The request: From the listing below, extract each line containing the string "blanditiis".

======== Data provided

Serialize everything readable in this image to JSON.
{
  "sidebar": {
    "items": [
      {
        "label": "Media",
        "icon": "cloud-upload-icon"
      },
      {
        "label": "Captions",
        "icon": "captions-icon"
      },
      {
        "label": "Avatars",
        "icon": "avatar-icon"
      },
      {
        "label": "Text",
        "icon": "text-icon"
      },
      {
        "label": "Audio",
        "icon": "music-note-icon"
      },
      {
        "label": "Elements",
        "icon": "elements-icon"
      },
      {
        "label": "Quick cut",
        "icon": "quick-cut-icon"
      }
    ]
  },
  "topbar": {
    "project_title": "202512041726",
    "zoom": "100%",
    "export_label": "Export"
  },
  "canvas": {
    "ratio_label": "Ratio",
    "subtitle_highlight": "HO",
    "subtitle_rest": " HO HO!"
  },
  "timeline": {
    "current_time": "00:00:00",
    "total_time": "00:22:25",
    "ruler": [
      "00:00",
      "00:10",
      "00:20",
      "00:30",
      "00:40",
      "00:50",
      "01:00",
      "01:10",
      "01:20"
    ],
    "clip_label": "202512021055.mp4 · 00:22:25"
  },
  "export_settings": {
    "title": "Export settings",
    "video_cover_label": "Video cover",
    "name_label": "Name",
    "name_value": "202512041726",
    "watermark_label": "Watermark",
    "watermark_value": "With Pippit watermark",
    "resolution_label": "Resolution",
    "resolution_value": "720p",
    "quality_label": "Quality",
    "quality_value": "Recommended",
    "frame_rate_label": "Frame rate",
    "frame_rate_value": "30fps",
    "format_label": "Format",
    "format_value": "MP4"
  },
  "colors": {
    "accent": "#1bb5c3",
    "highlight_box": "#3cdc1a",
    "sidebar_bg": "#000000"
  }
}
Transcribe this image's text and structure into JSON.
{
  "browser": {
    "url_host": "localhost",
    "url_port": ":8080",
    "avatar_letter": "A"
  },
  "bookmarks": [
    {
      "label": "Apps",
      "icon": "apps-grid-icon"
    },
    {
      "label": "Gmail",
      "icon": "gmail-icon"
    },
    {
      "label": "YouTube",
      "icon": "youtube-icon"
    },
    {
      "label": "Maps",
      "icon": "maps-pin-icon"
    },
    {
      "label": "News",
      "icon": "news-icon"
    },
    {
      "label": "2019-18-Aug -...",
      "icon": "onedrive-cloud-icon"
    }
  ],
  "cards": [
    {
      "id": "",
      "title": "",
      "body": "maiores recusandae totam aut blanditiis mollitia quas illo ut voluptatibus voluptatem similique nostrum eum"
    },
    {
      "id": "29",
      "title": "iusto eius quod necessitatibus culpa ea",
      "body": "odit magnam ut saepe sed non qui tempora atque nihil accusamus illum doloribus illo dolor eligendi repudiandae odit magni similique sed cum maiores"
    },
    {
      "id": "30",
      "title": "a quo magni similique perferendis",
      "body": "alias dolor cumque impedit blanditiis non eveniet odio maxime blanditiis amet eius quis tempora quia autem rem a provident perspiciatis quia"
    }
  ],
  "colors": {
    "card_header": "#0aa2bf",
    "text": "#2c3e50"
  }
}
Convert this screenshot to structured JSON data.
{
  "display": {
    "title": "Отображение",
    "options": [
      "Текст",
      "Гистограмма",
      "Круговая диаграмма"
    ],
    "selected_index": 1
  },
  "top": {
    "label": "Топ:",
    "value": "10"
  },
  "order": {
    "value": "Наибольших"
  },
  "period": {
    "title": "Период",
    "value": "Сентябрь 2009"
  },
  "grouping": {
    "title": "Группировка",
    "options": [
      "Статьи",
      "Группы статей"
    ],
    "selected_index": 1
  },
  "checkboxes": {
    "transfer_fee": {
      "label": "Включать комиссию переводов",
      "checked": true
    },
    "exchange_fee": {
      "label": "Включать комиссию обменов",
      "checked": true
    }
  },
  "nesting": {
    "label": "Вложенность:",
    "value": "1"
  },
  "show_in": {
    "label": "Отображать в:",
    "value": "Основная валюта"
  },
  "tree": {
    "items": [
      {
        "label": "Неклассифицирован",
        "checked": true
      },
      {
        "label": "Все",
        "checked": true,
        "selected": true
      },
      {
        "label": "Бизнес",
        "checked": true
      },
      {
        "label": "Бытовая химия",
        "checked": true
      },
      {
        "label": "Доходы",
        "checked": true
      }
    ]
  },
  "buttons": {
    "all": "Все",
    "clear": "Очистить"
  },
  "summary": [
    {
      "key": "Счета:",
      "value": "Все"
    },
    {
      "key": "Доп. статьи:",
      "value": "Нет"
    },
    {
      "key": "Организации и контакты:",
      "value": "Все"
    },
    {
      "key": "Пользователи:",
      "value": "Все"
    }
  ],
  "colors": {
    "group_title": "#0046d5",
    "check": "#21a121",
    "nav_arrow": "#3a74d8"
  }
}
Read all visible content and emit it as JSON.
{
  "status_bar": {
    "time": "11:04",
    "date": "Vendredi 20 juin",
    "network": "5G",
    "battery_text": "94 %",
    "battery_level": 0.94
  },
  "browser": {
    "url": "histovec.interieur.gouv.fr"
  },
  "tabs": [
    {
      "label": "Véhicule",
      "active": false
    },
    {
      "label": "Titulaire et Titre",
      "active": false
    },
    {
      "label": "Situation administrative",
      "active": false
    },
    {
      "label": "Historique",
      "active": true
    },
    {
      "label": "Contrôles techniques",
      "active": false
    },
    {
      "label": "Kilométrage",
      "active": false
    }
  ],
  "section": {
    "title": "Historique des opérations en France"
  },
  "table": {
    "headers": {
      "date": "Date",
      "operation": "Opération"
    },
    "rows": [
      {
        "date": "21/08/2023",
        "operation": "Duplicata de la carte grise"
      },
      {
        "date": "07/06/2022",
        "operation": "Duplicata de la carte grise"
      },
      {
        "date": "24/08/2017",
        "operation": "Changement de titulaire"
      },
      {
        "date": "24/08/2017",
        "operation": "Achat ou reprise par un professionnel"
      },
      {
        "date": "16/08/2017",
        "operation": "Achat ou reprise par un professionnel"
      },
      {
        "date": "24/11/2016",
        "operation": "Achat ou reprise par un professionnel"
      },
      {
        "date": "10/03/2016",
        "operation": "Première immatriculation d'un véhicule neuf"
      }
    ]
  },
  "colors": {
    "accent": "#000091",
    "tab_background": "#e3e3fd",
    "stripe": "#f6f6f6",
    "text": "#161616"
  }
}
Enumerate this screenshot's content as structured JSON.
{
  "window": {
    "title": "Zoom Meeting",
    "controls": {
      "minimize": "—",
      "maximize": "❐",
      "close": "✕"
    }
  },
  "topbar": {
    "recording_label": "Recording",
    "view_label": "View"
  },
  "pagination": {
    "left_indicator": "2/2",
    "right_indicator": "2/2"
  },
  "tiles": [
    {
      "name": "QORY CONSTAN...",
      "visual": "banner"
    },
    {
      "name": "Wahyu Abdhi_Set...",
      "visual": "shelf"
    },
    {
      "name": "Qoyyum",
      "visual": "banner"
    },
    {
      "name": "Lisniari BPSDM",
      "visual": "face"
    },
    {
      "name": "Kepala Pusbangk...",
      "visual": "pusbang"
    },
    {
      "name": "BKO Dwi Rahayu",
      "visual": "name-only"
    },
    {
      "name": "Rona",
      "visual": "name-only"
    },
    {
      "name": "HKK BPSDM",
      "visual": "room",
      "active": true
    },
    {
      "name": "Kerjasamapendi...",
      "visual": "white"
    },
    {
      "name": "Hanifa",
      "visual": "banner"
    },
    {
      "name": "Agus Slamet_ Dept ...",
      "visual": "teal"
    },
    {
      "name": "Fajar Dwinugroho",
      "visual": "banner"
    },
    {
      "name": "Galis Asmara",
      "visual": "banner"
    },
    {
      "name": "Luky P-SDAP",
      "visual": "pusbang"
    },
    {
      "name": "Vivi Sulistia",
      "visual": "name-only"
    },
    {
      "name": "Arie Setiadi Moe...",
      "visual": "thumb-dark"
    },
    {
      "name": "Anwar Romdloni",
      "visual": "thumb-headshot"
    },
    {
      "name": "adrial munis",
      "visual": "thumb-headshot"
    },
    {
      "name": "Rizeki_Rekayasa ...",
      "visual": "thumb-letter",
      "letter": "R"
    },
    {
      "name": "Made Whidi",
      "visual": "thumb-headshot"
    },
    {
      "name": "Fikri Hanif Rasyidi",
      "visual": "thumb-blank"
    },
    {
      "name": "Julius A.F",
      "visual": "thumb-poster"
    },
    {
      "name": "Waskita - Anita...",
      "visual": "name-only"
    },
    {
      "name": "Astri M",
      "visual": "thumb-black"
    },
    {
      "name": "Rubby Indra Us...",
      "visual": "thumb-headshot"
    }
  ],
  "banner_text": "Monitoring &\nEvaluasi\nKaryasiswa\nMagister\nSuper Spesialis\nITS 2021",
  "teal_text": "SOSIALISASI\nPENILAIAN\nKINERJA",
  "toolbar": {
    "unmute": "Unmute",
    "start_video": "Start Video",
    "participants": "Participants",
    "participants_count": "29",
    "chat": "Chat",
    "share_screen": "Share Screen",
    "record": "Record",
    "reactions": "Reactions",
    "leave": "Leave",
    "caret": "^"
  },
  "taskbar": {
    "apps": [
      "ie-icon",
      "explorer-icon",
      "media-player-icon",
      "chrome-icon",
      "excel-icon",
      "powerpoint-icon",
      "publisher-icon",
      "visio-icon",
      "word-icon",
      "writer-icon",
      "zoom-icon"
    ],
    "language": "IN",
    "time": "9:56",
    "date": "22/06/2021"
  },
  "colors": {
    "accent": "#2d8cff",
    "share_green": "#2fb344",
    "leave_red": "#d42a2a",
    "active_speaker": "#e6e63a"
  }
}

================

Solution:
      "body": "maiores recusandae totam aut blanditiis mollitia quas illo ut voluptatibus voluptatem similique nostrum eum"
      "body": "alias dolor cumque impedit blanditiis non eveniet odio maxime blanditiis amet eius quis tempora quia autem rem a provident perspiciatis quia"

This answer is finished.